(Records contained in the dataset)

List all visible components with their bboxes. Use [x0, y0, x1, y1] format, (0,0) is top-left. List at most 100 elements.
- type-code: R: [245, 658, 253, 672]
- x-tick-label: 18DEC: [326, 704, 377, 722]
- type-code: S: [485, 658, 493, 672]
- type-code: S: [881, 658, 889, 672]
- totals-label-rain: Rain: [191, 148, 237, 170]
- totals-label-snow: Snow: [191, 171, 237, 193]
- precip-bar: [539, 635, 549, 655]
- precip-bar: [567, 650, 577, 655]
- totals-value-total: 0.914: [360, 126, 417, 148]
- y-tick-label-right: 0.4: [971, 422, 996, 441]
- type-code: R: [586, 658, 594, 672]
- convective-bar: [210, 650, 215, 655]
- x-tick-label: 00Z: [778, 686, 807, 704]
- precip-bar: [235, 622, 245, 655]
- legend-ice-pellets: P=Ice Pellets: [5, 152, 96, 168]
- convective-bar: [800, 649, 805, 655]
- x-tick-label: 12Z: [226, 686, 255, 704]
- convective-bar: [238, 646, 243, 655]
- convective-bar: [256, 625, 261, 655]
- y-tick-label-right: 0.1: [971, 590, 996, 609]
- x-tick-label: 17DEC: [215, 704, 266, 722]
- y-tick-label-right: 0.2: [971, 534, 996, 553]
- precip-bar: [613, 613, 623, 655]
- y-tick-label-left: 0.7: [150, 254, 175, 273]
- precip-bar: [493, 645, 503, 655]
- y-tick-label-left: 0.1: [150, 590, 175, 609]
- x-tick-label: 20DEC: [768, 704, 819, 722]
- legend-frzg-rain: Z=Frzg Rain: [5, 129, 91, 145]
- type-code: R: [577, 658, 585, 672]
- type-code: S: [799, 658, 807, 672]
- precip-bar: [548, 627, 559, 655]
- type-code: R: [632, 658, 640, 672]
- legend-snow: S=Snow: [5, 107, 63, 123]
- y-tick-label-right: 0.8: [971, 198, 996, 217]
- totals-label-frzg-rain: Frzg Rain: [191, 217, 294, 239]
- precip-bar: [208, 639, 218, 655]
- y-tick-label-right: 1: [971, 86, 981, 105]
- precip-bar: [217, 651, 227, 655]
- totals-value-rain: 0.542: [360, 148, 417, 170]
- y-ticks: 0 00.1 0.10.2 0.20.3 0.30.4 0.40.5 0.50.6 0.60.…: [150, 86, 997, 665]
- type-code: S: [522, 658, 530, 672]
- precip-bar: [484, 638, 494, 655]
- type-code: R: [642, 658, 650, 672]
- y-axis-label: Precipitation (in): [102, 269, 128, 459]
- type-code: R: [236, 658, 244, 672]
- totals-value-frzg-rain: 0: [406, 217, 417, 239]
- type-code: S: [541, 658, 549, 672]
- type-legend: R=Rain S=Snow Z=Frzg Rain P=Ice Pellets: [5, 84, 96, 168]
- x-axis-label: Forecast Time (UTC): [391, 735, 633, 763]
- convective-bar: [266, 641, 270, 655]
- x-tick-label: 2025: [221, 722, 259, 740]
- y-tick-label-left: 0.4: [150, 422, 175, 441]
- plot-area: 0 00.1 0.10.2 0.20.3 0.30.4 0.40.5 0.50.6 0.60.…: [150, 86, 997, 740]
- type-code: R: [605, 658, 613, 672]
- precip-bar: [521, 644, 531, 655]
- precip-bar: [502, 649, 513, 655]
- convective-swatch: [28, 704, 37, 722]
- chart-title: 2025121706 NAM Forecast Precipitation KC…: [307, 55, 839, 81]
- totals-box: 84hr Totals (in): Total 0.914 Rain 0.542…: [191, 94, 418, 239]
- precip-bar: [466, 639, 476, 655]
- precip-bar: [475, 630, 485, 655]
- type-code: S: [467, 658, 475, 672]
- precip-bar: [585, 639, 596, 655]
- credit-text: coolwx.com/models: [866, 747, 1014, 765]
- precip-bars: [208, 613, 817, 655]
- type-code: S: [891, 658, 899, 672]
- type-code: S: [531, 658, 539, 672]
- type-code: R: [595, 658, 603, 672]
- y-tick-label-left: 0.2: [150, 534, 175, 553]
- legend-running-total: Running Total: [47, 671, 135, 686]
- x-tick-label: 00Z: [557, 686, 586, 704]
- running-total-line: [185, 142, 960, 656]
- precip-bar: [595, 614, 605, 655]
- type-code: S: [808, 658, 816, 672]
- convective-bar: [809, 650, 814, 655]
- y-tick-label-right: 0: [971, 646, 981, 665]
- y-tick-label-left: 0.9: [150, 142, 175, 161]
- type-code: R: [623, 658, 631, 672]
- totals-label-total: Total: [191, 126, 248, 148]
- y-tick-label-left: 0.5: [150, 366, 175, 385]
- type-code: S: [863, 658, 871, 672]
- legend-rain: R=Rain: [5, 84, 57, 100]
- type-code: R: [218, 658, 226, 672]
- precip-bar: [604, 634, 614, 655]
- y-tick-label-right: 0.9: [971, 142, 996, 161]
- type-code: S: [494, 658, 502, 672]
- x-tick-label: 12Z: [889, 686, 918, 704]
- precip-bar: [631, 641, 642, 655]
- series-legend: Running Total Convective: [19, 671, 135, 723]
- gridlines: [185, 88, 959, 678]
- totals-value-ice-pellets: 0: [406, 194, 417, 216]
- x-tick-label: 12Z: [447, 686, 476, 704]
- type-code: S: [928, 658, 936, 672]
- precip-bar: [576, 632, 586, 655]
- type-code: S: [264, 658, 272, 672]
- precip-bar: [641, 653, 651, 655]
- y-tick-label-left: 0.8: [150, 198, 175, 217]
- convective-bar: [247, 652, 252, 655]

What you should do =
Extract these lines exactly as they are.

Complete answer =
List all visible components with their bboxes. Use [x0, y0, x1, y1] format, (0,0) is top-left. List at most 100 elements.
- type-code: R: [245, 658, 253, 672]
- x-tick-label: 18DEC: [326, 704, 377, 722]
- type-code: S: [485, 658, 493, 672]
- type-code: S: [881, 658, 889, 672]
- totals-label-rain: Rain: [191, 148, 237, 170]
- totals-label-snow: Snow: [191, 171, 237, 193]
- precip-bar: [539, 635, 549, 655]
- precip-bar: [567, 650, 577, 655]
- totals-value-total: 0.914: [360, 126, 417, 148]
- y-tick-label-right: 0.4: [971, 422, 996, 441]
- type-code: R: [586, 658, 594, 672]
- convective-bar: [210, 650, 215, 655]
- x-tick-label: 00Z: [778, 686, 807, 704]
- precip-bar: [235, 622, 245, 655]
- legend-ice-pellets: P=Ice Pellets: [5, 152, 96, 168]
- convective-bar: [800, 649, 805, 655]
- x-tick-label: 12Z: [226, 686, 255, 704]
- convective-bar: [238, 646, 243, 655]
- convective-bar: [256, 625, 261, 655]
- y-tick-label-right: 0.1: [971, 590, 996, 609]
- x-tick-label: 17DEC: [215, 704, 266, 722]
- y-tick-label-right: 0.2: [971, 534, 996, 553]
- precip-bar: [613, 613, 623, 655]
- y-tick-label-left: 0.7: [150, 254, 175, 273]
- precip-bar: [493, 645, 503, 655]
- y-tick-label-left: 0.1: [150, 590, 175, 609]
- x-tick-label: 20DEC: [768, 704, 819, 722]
- legend-frzg-rain: Z=Frzg Rain: [5, 129, 91, 145]
- type-code: R: [577, 658, 585, 672]
- type-code: S: [799, 658, 807, 672]
- precip-bar: [548, 627, 559, 655]
- type-code: R: [632, 658, 640, 672]
- legend-snow: S=Snow: [5, 107, 63, 123]
- y-tick-label-right: 0.8: [971, 198, 996, 217]
- totals-label-frzg-rain: Frzg Rain: [191, 217, 294, 239]
- precip-bar: [208, 639, 218, 655]
- y-tick-label-right: 1: [971, 86, 981, 105]
- precip-bar: [217, 651, 227, 655]
- totals-value-rain: 0.542: [360, 148, 417, 170]
- y-ticks: 0 00.1 0.10.2 0.20.3 0.30.4 0.40.5 0.50.6 0.60.…: [150, 86, 997, 665]
- type-code: S: [522, 658, 530, 672]
- precip-bar: [484, 638, 494, 655]
- type-code: R: [642, 658, 650, 672]
- y-axis-label: Precipitation (in): [102, 269, 128, 459]
- type-code: R: [236, 658, 244, 672]
- totals-value-frzg-rain: 0: [406, 217, 417, 239]
- type-code: S: [541, 658, 549, 672]
- type-legend: R=Rain S=Snow Z=Frzg Rain P=Ice Pellets: [5, 84, 96, 168]
- x-axis-label: Forecast Time (UTC): [391, 735, 633, 763]
- convective-bar: [266, 641, 270, 655]
- x-tick-label: 2025: [221, 722, 259, 740]
- y-tick-label-left: 0.4: [150, 422, 175, 441]
- plot-area: 0 00.1 0.10.2 0.20.3 0.30.4 0.40.5 0.50.6 0.60.…: [150, 86, 997, 740]
- type-code: R: [605, 658, 613, 672]
- precip-bar: [521, 644, 531, 655]
- precip-bar: [502, 649, 513, 655]
- convective-swatch: [28, 704, 37, 722]
- chart-title: 2025121706 NAM Forecast Precipitation KC…: [307, 55, 839, 81]
- totals-box: 84hr Totals (in): Total 0.914 Rain 0.542…: [191, 94, 418, 239]
- precip-bar: [466, 639, 476, 655]
- precip-bar: [475, 630, 485, 655]
- type-code: S: [467, 658, 475, 672]
- precip-bar: [585, 639, 596, 655]
- credit-text: coolwx.com/models: [866, 747, 1014, 765]
- precip-bars: [208, 613, 817, 655]
- type-code: S: [891, 658, 899, 672]
- type-code: S: [531, 658, 539, 672]
- type-code: R: [595, 658, 603, 672]
- y-tick-label-left: 0.2: [150, 534, 175, 553]
- legend-running-total: Running Total: [47, 671, 135, 686]
- x-tick-label: 00Z: [557, 686, 586, 704]
- running-total-line: [185, 142, 960, 656]
- precip-bar: [595, 614, 605, 655]
- type-code: S: [808, 658, 816, 672]
- convective-bar: [809, 650, 814, 655]
- y-tick-label-right: 0: [971, 646, 981, 665]
- y-tick-label-left: 0.9: [150, 142, 175, 161]
- type-code: R: [623, 658, 631, 672]
- totals-label-total: Total: [191, 126, 248, 148]
- y-tick-label-left: 0.5: [150, 366, 175, 385]
- type-code: S: [863, 658, 871, 672]
- legend-rain: R=Rain: [5, 84, 57, 100]
- type-code: R: [218, 658, 226, 672]
- precip-bar: [604, 634, 614, 655]
- y-tick-label-right: 0.9: [971, 142, 996, 161]
- type-code: S: [494, 658, 502, 672]
- x-tick-label: 12Z: [889, 686, 918, 704]
- precip-bar: [631, 641, 642, 655]
- series-legend: Running Total Convective: [19, 671, 135, 723]
- gridlines: [185, 88, 959, 678]
- totals-value-ice-pellets: 0: [406, 194, 417, 216]
- x-tick-label: 12Z: [447, 686, 476, 704]
- type-code: S: [928, 658, 936, 672]
- precip-bar: [576, 632, 586, 655]
- type-code: S: [264, 658, 272, 672]
- precip-bar: [641, 653, 651, 655]
- y-tick-label-left: 0.8: [150, 198, 175, 217]
- convective-bar: [247, 652, 252, 655]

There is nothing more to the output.